## OBJECTIVE
Please copy out, word for word, the items from their very first line through the line containing "value-pill[interactable]: $287.10 [2042, 1025, 2124, 1050]", with both of those lines included.

## RECORDS TO PROCESS
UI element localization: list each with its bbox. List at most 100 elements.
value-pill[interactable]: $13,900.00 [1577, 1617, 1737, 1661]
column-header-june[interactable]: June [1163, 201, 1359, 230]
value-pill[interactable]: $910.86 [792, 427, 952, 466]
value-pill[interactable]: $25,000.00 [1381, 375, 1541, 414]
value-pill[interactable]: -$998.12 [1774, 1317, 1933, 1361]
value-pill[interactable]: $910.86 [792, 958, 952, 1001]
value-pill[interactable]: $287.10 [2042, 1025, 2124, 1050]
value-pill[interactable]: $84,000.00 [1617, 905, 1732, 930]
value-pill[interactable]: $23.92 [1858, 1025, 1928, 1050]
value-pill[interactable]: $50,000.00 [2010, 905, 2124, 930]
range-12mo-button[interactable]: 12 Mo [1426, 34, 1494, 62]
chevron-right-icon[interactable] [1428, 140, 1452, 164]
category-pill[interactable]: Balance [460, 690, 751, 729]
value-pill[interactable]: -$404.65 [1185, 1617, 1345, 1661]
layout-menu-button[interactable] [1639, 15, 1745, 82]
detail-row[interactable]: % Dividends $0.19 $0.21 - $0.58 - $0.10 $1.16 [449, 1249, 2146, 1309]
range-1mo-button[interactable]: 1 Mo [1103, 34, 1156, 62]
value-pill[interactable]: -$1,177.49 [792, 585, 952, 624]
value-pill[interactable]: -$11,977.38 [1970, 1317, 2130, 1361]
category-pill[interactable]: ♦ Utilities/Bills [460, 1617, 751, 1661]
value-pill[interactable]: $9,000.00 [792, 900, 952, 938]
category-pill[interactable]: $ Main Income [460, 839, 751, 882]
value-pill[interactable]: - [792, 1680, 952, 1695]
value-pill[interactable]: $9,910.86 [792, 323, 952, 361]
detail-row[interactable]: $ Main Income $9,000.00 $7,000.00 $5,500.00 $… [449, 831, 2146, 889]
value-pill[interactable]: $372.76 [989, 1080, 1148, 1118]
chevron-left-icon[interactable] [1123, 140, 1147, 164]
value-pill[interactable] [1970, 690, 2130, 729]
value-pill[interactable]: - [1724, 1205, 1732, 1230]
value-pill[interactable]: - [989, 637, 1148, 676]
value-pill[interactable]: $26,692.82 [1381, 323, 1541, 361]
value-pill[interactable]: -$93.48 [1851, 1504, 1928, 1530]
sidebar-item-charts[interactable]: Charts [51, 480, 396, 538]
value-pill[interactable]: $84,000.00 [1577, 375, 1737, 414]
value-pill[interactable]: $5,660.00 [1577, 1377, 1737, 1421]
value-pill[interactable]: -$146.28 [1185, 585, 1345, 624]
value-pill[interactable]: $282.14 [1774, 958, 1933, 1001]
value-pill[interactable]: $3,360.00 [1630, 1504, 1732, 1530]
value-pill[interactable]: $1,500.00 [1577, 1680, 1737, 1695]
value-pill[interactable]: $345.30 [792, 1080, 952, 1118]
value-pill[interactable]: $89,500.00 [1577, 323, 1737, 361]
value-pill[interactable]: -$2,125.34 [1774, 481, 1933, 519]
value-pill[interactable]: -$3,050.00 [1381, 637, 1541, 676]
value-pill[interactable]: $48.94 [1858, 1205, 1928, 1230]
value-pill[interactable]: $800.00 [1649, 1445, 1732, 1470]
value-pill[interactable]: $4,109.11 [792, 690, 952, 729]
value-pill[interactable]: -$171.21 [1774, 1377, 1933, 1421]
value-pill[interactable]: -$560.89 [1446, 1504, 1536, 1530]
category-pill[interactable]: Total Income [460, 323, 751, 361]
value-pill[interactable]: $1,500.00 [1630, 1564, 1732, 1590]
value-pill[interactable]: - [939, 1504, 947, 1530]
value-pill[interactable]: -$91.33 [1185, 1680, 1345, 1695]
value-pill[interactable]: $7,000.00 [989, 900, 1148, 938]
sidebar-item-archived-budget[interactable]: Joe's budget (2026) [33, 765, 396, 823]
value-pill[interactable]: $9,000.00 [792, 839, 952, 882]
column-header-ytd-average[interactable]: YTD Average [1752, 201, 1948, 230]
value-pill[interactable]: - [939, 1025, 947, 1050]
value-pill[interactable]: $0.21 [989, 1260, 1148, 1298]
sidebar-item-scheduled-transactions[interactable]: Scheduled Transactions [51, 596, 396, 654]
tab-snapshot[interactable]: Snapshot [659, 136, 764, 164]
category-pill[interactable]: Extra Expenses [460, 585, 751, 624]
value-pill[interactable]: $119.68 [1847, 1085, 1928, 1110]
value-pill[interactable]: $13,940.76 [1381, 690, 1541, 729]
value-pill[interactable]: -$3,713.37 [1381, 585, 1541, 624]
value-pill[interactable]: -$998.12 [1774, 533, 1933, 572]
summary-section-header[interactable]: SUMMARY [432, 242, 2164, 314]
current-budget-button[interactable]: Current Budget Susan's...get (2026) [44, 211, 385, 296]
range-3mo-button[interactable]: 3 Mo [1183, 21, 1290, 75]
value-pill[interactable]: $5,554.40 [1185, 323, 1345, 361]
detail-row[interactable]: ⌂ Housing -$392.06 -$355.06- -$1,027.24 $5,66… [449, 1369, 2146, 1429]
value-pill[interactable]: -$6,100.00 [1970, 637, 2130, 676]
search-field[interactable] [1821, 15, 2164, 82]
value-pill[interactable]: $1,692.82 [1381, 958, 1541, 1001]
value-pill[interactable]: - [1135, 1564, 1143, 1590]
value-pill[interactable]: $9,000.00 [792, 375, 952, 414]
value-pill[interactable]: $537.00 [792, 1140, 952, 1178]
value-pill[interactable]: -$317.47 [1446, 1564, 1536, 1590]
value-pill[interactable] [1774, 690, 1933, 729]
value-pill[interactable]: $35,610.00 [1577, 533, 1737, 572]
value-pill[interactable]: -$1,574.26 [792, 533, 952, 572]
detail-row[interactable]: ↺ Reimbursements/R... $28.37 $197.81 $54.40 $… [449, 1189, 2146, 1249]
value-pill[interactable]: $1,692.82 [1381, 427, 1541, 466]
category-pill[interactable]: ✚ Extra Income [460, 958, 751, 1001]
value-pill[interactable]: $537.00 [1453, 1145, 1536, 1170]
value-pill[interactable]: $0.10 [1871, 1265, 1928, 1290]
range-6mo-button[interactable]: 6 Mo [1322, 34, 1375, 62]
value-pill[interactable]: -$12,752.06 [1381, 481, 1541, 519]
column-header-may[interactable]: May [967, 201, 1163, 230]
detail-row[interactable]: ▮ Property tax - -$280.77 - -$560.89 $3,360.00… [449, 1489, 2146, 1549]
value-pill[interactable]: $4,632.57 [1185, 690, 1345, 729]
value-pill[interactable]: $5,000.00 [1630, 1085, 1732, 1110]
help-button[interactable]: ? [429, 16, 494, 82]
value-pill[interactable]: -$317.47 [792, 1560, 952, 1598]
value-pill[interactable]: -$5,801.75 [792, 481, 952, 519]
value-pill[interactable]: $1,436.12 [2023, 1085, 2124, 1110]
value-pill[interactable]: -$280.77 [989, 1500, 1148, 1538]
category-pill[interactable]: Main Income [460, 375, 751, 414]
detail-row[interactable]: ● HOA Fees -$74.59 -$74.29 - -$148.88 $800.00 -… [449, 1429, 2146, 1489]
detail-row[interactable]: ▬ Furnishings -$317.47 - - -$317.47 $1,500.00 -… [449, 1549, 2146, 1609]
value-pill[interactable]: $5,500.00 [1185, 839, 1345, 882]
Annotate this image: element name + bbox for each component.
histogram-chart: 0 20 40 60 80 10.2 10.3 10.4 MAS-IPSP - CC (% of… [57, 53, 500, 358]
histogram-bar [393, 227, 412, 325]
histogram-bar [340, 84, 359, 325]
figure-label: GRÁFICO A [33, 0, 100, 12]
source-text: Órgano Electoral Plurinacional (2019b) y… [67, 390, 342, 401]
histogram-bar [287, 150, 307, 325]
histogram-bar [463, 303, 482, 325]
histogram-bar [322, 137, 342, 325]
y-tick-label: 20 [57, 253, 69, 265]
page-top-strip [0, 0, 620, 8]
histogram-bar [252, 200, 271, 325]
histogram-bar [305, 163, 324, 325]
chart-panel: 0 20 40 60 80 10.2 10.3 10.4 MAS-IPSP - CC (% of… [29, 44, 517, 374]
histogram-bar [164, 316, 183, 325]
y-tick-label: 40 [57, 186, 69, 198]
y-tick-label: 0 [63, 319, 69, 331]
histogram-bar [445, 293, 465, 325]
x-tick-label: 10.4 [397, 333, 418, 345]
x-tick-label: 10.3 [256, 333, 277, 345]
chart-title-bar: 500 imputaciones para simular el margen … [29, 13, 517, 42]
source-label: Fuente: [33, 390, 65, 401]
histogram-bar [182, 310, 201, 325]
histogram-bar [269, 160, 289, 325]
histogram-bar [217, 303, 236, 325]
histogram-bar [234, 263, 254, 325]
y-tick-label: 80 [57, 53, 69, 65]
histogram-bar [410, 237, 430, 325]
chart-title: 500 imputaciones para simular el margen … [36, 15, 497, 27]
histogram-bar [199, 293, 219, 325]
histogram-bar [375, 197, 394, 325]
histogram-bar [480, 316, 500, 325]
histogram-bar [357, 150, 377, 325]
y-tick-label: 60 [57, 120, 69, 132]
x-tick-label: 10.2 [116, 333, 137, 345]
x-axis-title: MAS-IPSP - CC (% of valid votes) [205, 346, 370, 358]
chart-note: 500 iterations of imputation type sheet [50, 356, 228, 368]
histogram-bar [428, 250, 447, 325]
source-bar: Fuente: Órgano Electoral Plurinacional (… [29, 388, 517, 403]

## REPLY TO THE TASK
UI element localization: list each with its bbox. List at most 100 elements.
value-pill[interactable]: $13,900.00 [1577, 1617, 1737, 1661]
column-header-june[interactable]: June [1163, 201, 1359, 230]
value-pill[interactable]: $910.86 [792, 427, 952, 466]
value-pill[interactable]: $25,000.00 [1381, 375, 1541, 414]
value-pill[interactable]: -$998.12 [1774, 1317, 1933, 1361]
value-pill[interactable]: $910.86 [792, 958, 952, 1001]
value-pill[interactable]: $287.10 [2042, 1025, 2124, 1050]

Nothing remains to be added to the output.